- Text:
Similarly, a distinction is frequently made between systolic and diastolic heart failure. This is somewhat arbitrary and many patients with heart failure have evidence of both. Left ventricular systolic dysfunction (LVSD) is usually defined as an LV ejection fraction <40% on echocardiography. Some symptomatic patients have a normal ejection fraction and no obvious cause for increased myocardial demand. This condition has been variously termed diastolic heart failure, heart failure with preserved LV function, heart failure with a normal ejection fraction (HFNEF) or heart failure with preserved systolic function (HFPSF).[2]

High and low output

Certain medical conditions (see 'Aetiology', below) increase demands on cardiac output, causing a clinical picture of heart failure and this is known as high-output cardiac failure. The primary abnormality is not the heart and the heart failure is reversible with treatment. Low-output failure is where cardiac output is inadequate to perfuse the body (ie ejection fraction <40%), or can only be adequate with high filling pressures.

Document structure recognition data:
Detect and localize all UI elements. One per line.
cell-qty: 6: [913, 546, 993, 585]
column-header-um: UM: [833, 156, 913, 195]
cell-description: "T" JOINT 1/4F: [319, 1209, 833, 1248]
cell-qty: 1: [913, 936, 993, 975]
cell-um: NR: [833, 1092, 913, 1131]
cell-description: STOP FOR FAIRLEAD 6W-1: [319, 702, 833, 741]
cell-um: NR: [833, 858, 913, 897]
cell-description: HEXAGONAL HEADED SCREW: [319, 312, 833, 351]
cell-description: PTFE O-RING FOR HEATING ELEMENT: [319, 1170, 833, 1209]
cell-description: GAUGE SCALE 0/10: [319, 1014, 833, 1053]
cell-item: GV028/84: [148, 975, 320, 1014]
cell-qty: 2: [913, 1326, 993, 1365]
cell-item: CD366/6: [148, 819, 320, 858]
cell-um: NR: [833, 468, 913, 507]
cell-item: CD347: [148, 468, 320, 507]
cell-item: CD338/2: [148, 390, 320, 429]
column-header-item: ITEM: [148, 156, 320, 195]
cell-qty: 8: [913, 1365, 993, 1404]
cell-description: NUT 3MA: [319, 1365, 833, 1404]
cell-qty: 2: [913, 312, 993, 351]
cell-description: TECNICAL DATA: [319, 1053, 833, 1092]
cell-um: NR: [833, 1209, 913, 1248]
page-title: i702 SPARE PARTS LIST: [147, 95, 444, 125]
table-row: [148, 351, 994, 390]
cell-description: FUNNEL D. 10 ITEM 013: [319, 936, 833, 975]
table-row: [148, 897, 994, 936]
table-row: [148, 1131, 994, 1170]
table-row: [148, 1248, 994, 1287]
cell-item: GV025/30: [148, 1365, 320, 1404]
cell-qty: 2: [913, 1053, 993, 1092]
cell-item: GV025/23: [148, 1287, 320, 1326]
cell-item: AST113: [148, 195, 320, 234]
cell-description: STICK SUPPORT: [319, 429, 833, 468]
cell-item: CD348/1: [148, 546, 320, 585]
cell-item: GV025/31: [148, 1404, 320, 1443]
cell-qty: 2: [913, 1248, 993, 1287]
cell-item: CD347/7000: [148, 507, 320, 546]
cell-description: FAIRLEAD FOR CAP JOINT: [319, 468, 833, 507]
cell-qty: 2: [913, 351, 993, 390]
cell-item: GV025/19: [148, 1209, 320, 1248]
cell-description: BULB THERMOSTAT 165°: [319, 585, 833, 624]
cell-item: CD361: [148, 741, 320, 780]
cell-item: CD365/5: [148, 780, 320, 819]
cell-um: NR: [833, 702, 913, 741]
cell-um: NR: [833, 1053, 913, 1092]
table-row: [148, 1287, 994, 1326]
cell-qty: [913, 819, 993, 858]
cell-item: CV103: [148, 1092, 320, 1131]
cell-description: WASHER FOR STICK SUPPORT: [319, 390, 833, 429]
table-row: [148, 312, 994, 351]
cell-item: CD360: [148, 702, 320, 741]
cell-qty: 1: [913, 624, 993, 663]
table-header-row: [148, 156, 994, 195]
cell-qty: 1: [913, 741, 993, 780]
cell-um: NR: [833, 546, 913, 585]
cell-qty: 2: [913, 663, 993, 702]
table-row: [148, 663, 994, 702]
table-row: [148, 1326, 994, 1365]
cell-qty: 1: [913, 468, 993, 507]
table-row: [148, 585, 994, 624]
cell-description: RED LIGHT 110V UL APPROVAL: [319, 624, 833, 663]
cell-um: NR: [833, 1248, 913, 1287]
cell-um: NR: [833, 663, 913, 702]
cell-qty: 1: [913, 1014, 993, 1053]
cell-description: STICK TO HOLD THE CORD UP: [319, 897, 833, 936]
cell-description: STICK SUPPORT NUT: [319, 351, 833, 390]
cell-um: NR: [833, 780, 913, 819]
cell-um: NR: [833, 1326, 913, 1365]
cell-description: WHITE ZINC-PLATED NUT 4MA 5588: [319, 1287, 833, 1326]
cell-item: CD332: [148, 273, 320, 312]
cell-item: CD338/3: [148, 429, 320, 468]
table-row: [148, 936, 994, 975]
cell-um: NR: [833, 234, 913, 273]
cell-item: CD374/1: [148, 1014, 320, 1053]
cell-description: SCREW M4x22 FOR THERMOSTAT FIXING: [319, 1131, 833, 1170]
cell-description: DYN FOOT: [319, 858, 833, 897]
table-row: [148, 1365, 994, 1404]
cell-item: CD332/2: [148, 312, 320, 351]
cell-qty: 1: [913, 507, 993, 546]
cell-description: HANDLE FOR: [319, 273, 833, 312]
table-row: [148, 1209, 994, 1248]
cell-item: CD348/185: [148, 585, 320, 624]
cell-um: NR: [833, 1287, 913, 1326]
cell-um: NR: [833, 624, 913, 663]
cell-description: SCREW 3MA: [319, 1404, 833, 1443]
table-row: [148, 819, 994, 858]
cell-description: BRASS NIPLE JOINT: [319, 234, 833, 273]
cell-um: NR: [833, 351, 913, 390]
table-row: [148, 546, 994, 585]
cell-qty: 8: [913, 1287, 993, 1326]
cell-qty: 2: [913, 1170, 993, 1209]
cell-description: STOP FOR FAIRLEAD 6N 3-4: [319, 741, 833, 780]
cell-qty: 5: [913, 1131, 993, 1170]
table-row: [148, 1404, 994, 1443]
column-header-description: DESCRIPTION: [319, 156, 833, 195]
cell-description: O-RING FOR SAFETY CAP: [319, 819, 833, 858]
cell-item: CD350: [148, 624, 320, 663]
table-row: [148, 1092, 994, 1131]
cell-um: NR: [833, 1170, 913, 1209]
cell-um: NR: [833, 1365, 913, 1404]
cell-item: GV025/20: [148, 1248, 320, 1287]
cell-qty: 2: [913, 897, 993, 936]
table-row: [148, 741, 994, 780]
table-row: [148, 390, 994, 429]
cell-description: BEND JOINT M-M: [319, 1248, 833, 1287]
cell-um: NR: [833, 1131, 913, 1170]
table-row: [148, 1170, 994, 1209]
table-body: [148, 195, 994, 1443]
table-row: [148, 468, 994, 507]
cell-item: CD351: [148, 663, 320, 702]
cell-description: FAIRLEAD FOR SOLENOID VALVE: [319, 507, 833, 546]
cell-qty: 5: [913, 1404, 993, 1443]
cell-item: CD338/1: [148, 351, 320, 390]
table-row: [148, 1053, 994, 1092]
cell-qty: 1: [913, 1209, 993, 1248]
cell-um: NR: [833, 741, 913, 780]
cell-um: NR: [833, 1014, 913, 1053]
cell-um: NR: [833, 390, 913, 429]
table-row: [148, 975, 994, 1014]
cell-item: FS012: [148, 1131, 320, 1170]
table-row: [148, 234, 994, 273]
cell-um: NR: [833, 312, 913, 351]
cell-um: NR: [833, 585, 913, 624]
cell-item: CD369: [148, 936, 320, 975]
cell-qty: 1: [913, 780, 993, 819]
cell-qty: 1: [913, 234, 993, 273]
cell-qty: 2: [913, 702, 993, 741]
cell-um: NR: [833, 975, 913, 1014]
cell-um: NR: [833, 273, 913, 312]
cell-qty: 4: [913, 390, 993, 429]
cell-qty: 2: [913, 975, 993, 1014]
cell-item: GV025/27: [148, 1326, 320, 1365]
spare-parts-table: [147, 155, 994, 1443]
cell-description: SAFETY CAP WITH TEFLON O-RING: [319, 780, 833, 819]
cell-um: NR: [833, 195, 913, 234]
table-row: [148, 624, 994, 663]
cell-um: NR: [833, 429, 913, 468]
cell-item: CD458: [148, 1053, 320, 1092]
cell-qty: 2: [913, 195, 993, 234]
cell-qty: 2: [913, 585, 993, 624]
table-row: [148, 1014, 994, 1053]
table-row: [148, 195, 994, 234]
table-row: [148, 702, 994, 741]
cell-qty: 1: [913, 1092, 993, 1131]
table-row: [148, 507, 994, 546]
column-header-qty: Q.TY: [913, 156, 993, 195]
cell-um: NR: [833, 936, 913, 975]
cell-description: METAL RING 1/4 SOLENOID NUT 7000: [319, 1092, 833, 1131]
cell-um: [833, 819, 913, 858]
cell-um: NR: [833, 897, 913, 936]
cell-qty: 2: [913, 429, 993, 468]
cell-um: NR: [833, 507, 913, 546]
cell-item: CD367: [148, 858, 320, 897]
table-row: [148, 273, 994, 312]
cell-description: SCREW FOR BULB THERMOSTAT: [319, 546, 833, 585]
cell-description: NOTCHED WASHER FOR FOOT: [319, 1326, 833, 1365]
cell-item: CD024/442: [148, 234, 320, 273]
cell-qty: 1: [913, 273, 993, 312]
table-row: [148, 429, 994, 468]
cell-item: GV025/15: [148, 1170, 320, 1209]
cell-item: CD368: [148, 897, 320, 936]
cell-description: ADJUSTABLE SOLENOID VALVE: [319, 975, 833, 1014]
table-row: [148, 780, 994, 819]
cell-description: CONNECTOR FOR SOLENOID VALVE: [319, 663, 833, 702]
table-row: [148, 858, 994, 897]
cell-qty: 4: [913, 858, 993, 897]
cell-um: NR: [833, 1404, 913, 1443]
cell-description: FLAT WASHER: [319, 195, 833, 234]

- Your objective:
From the heart failure text, extract the stretch from "High and low" through "high filling pressures.".

- Task solution:
High and low output

Certain medical conditions (see 'Aetiology', below) increase demands on cardiac output, causing a clinical picture of heart failure and this is known as high-output cardiac failure. The primary abnormality is not the heart and the heart failure is reversible with treatment. Low-output failure is where cardiac output is inadequate to perfuse the body (ie ejection fraction <40%), or can only be adequate with high filling pressures.